Wherever the word "this" appears in the entries, copy the whole line.
Begin Data for processing
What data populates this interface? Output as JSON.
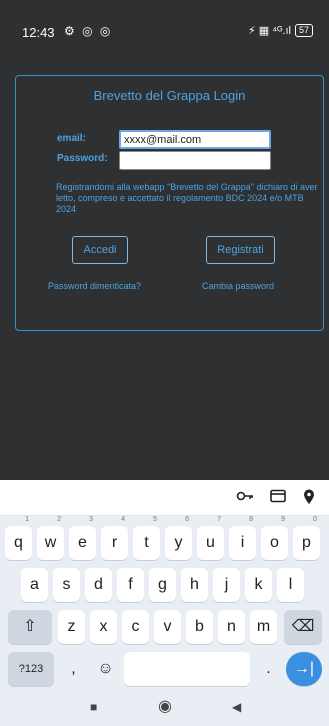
{
  "status": {
    "time": "12:43",
    "left_icons": "⚙ ◎ ◎",
    "signal_text": "⚡ ▦ ⁴ᴳ.ıl",
    "battery": "57"
  },
  "login": {
    "title": "Brevetto del Grappa Login",
    "email_label": "email:",
    "email_value": "xxxx@mail.com",
    "password_label": "Password:",
    "notice": "Registrandomi alla webapp \"Brevetto del Grappa\" dichiaro di aver letto, compreso e accettato il regolamento BDC 2024 e/o MTB 2024",
    "login_button": "Accedi",
    "register_button": "Registrati",
    "forgot_link": "Password dimenticata?",
    "change_link": "Cambia password"
  },
  "keyboard": {
    "toolbar_icons": [
      "key-icon",
      "card-icon",
      "location-icon"
    ],
    "row1": [
      {
        "k": "q",
        "h": "1"
      },
      {
        "k": "w",
        "h": "2"
      },
      {
        "k": "e",
        "h": "3"
      },
      {
        "k": "r",
        "h": "4"
      },
      {
        "k": "t",
        "h": "5"
      },
      {
        "k": "y",
        "h": "6"
      },
      {
        "k": "u",
        "h": "7"
      },
      {
        "k": "i",
        "h": "8"
      },
      {
        "k": "o",
        "h": "9"
      },
      {
        "k": "p",
        "h": "0"
      }
    ],
    "row2": [
      "a",
      "s",
      "d",
      "f",
      "g",
      "h",
      "j",
      "k",
      "l"
    ],
    "row3": [
      "z",
      "x",
      "c",
      "v",
      "b",
      "n",
      "m"
    ],
    "symbols_key": "?123",
    "comma_key": ",",
    "period_key": ".",
    "emoji_icon": "☺",
    "shift_icon": "⇧",
    "backspace_icon": "⌫",
    "enter_icon": "→|"
  },
  "nav": {
    "square_icon": "■",
    "circle_icon": "◉",
    "back_icon": "◀"
  }
}
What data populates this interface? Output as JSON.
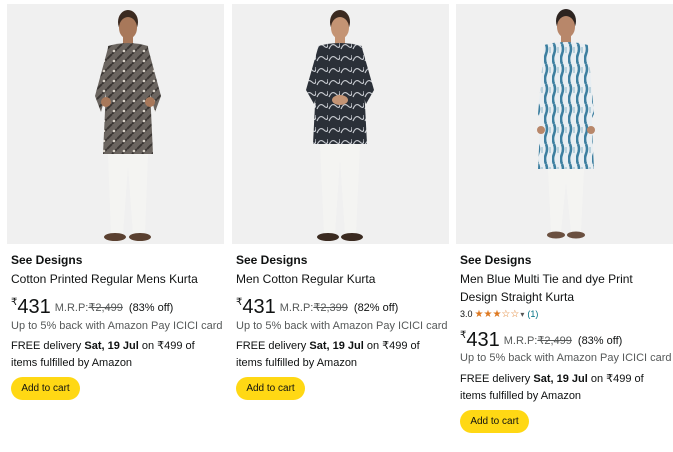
{
  "products": [
    {
      "brand": "See Designs",
      "title": "Cotton Printed Regular Mens Kurta",
      "currency_symbol": "₹",
      "price": "431",
      "mrp_label": "M.R.P:",
      "mrp": "₹2,499",
      "discount": "(83% off)",
      "cashback": "Up to 5% back with Amazon Pay ICICI card",
      "delivery_prefix": "FREE delivery",
      "delivery_date": "Sat, 19 Jul",
      "delivery_suffix": "on ₹499 of items fulfilled by Amazon",
      "add_to_cart": "Add to cart",
      "kurta_color": "#6b6560",
      "kurta_pattern": "#3a3633"
    },
    {
      "brand": "See Designs",
      "title": "Men Cotton Regular Kurta",
      "currency_symbol": "₹",
      "price": "431",
      "mrp_label": "M.R.P:",
      "mrp": "₹2,399",
      "discount": "(82% off)",
      "cashback": "Up to 5% back with Amazon Pay ICICI card",
      "delivery_prefix": "FREE delivery",
      "delivery_date": "Sat, 19 Jul",
      "delivery_suffix": "on ₹499 of items fulfilled by Amazon",
      "add_to_cart": "Add to cart",
      "kurta_color": "#2b3038",
      "kurta_pattern": "#c9ccd2"
    },
    {
      "brand": "See Designs",
      "title": "Men Blue Multi Tie and dye Print Design Straight Kurta",
      "rating": "3.0",
      "stars": "★★★☆☆",
      "rating_count": "(1)",
      "currency_symbol": "₹",
      "price": "431",
      "mrp_label": "M.R.P:",
      "mrp": "₹2,499",
      "discount": "(83% off)",
      "cashback": "Up to 5% back with Amazon Pay ICICI card",
      "delivery_prefix": "FREE delivery",
      "delivery_date": "Sat, 19 Jul",
      "delivery_suffix": "on ₹499 of items fulfilled by Amazon",
      "add_to_cart": "Add to cart",
      "kurta_color": "#3d7fa0",
      "kurta_pattern": "#e8eef2"
    }
  ],
  "colors": {
    "button_yellow": "#ffd814",
    "star_orange": "#de7921",
    "link_teal": "#007185",
    "muted_text": "#565959",
    "image_bg": "#f0f0f0"
  }
}
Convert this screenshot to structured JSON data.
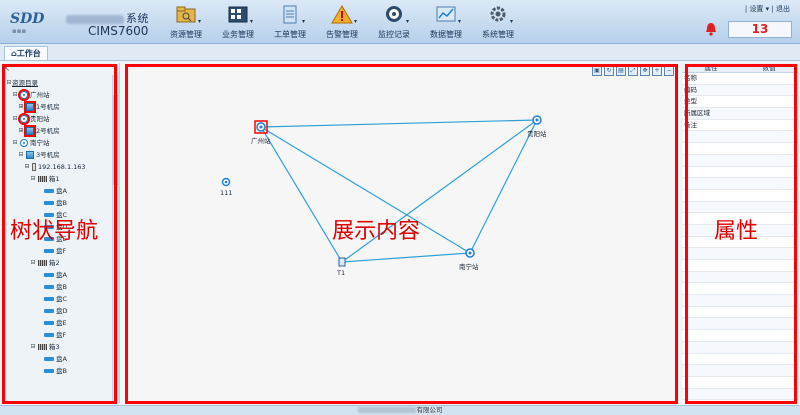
{
  "header": {
    "system_suffix": "系统",
    "product": "CIMS7600",
    "nav": [
      {
        "label": "资源管理",
        "icon": "resource-icon"
      },
      {
        "label": "业务管理",
        "icon": "business-icon"
      },
      {
        "label": "工单管理",
        "icon": "workorder-icon"
      },
      {
        "label": "告警管理",
        "icon": "alarm-icon"
      },
      {
        "label": "监控记录",
        "icon": "monitor-icon"
      },
      {
        "label": "数据管理",
        "icon": "data-icon"
      },
      {
        "label": "系统管理",
        "icon": "settings-icon"
      }
    ],
    "settings_link": "设置",
    "logout_link": "退出",
    "alarm_count": "13"
  },
  "tabs": {
    "active": "工作台"
  },
  "tree": {
    "root": "资源目录",
    "items": [
      {
        "label": "广州站",
        "level": 1,
        "icon": "station",
        "exp": "⊟",
        "red": true
      },
      {
        "label": "1号机房",
        "level": 2,
        "icon": "room",
        "exp": "⊞",
        "red": true
      },
      {
        "label": "贵阳站",
        "level": 1,
        "icon": "station",
        "exp": "⊟",
        "red": true
      },
      {
        "label": "2号机房",
        "level": 2,
        "icon": "room",
        "exp": "⊞",
        "red": true
      },
      {
        "label": "南宁站",
        "level": 1,
        "icon": "station",
        "exp": "⊟",
        "red": false
      },
      {
        "label": "3号机房",
        "level": 2,
        "icon": "room",
        "exp": "⊟",
        "red": false
      },
      {
        "label": "192.168.1.163",
        "level": 3,
        "icon": "dev",
        "exp": "⊟",
        "red": false
      },
      {
        "label": "箱1",
        "level": 4,
        "icon": "shelf",
        "exp": "⊟",
        "red": false
      },
      {
        "label": "盘A",
        "level": 5,
        "icon": "disk",
        "exp": "",
        "red": false
      },
      {
        "label": "盘B",
        "level": 5,
        "icon": "disk",
        "exp": "",
        "red": false
      },
      {
        "label": "盘C",
        "level": 5,
        "icon": "disk",
        "exp": "",
        "red": false
      },
      {
        "label": "盘D",
        "level": 5,
        "icon": "disk",
        "exp": "",
        "red": false
      },
      {
        "label": "盘E",
        "level": 5,
        "icon": "disk",
        "exp": "",
        "red": false
      },
      {
        "label": "盘F",
        "level": 5,
        "icon": "disk",
        "exp": "",
        "red": false
      },
      {
        "label": "箱2",
        "level": 4,
        "icon": "shelf",
        "exp": "⊟",
        "red": false
      },
      {
        "label": "盘A",
        "level": 5,
        "icon": "disk",
        "exp": "",
        "red": false
      },
      {
        "label": "盘B",
        "level": 5,
        "icon": "disk",
        "exp": "",
        "red": false
      },
      {
        "label": "盘C",
        "level": 5,
        "icon": "disk",
        "exp": "",
        "red": false
      },
      {
        "label": "盘D",
        "level": 5,
        "icon": "disk",
        "exp": "",
        "red": false
      },
      {
        "label": "盘E",
        "level": 5,
        "icon": "disk",
        "exp": "",
        "red": false
      },
      {
        "label": "盘F",
        "level": 5,
        "icon": "disk",
        "exp": "",
        "red": false
      },
      {
        "label": "箱3",
        "level": 4,
        "icon": "shelf",
        "exp": "⊟",
        "red": false
      },
      {
        "label": "盘A",
        "level": 5,
        "icon": "disk",
        "exp": "",
        "red": false
      },
      {
        "label": "盘B",
        "level": 5,
        "icon": "disk",
        "exp": "",
        "red": false
      }
    ]
  },
  "topology": {
    "nodes": {
      "guangzhou": "广州站",
      "guiyang": "贵阳站",
      "nanning": "南宁站",
      "t1": "T1",
      "n111": "111"
    },
    "toolbar": [
      "save",
      "refresh",
      "export",
      "fit",
      "move",
      "zoom-in",
      "zoom-out"
    ]
  },
  "annotations": {
    "left": "树状导航",
    "center": "展示内容",
    "right": "属性"
  },
  "properties": {
    "col_attr": "属性",
    "col_value": "数值",
    "rows": [
      "名称",
      "编码",
      "类型",
      "所属区域",
      "备注"
    ]
  },
  "footer": {
    "suffix": "有限公司"
  },
  "colors": {
    "accent": "#1f7fd0",
    "alert": "#e02020",
    "frame": "#ff0000",
    "link": "#2fa0d6"
  }
}
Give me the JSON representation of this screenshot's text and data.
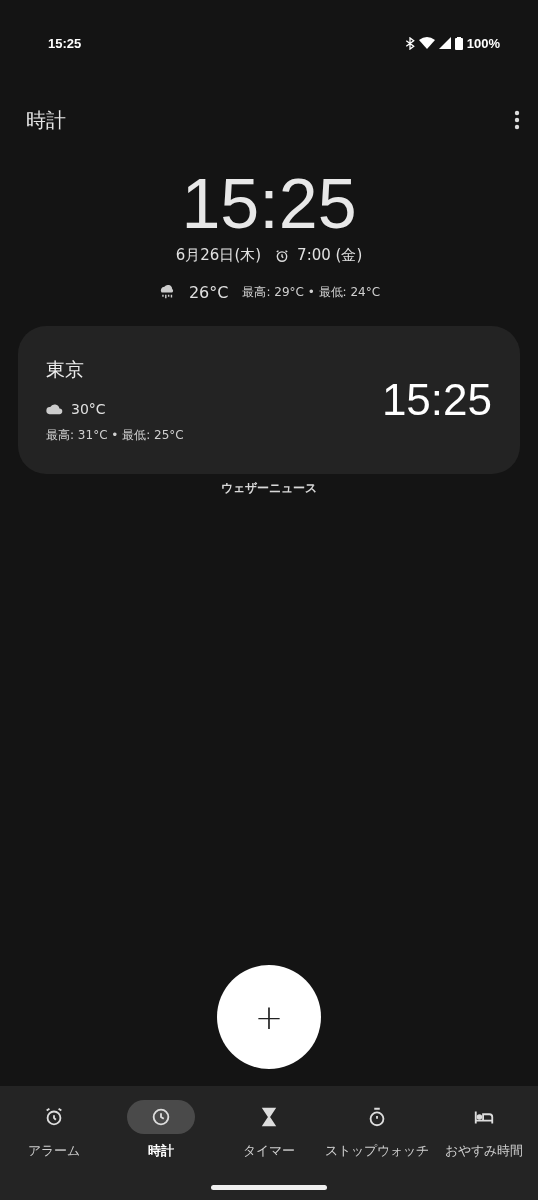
End Data for processing
- **Response to the exercise**:
What data populates this interface? Output as JSON.
What data populates this interface? Output as JSON.
Convert this screenshot to structured JSON data.
Give me the JSON representation of this screenshot's text and data.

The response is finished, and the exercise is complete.